━━━━━ LISTED ENTRIES
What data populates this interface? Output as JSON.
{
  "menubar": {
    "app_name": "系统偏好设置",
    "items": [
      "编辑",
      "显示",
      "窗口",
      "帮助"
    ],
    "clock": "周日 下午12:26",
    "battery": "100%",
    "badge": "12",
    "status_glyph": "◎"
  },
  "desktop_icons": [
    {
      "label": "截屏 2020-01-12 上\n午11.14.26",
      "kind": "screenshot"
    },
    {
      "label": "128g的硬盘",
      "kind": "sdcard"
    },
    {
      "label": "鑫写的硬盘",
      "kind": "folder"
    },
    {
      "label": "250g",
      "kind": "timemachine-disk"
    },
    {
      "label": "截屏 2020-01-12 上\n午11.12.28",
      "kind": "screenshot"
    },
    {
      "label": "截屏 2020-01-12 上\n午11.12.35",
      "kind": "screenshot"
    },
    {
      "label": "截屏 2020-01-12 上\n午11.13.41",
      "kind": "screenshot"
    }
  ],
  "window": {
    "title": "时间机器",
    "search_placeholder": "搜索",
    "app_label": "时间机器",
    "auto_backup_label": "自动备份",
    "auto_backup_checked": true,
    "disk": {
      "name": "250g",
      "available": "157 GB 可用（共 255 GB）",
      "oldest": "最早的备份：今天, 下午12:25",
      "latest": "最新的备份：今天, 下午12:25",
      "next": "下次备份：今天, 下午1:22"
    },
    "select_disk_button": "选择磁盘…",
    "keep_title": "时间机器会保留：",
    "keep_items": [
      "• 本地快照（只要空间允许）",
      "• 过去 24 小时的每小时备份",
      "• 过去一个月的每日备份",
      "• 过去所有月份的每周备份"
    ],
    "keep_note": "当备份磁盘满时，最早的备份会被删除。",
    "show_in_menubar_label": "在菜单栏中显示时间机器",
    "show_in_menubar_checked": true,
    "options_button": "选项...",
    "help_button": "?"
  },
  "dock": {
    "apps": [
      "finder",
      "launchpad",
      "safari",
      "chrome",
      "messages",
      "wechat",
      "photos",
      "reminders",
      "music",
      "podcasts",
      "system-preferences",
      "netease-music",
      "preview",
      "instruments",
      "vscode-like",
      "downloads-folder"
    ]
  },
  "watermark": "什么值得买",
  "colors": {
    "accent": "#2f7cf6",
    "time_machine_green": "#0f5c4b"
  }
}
━━━━━━━━━━
Copy out the full listing exactly.

SOLUTION FOR THIS PROBLEM:
What data populates this interface? Output as JSON.
{
  "menubar": {
    "app_name": "系统偏好设置",
    "items": [
      "编辑",
      "显示",
      "窗口",
      "帮助"
    ],
    "clock": "周日 下午12:26",
    "battery": "100%",
    "badge": "12",
    "status_glyph": "◎"
  },
  "desktop_icons": [
    {
      "label": "截屏 2020-01-12 上\n午11.14.26",
      "kind": "screenshot"
    },
    {
      "label": "128g的硬盘",
      "kind": "sdcard"
    },
    {
      "label": "鑫写的硬盘",
      "kind": "folder"
    },
    {
      "label": "250g",
      "kind": "timemachine-disk"
    },
    {
      "label": "截屏 2020-01-12 上\n午11.12.28",
      "kind": "screenshot"
    },
    {
      "label": "截屏 2020-01-12 上\n午11.12.35",
      "kind": "screenshot"
    },
    {
      "label": "截屏 2020-01-12 上\n午11.13.41",
      "kind": "screenshot"
    }
  ],
  "window": {
    "title": "时间机器",
    "search_placeholder": "搜索",
    "app_label": "时间机器",
    "auto_backup_label": "自动备份",
    "auto_backup_checked": true,
    "disk": {
      "name": "250g",
      "available": "157 GB 可用（共 255 GB）",
      "oldest": "最早的备份：今天, 下午12:25",
      "latest": "最新的备份：今天, 下午12:25",
      "next": "下次备份：今天, 下午1:22"
    },
    "select_disk_button": "选择磁盘…",
    "keep_title": "时间机器会保留：",
    "keep_items": [
      "• 本地快照（只要空间允许）",
      "• 过去 24 小时的每小时备份",
      "• 过去一个月的每日备份",
      "• 过去所有月份的每周备份"
    ],
    "keep_note": "当备份磁盘满时，最早的备份会被删除。",
    "show_in_menubar_label": "在菜单栏中显示时间机器",
    "show_in_menubar_checked": true,
    "options_button": "选项...",
    "help_button": "?"
  },
  "dock": {
    "apps": [
      "finder",
      "launchpad",
      "safari",
      "chrome",
      "messages",
      "wechat",
      "photos",
      "reminders",
      "music",
      "podcasts",
      "system-preferences",
      "netease-music",
      "preview",
      "instruments",
      "vscode-like",
      "downloads-folder"
    ]
  },
  "watermark": "什么值得买",
  "colors": {
    "accent": "#2f7cf6",
    "time_machine_green": "#0f5c4b"
  }
}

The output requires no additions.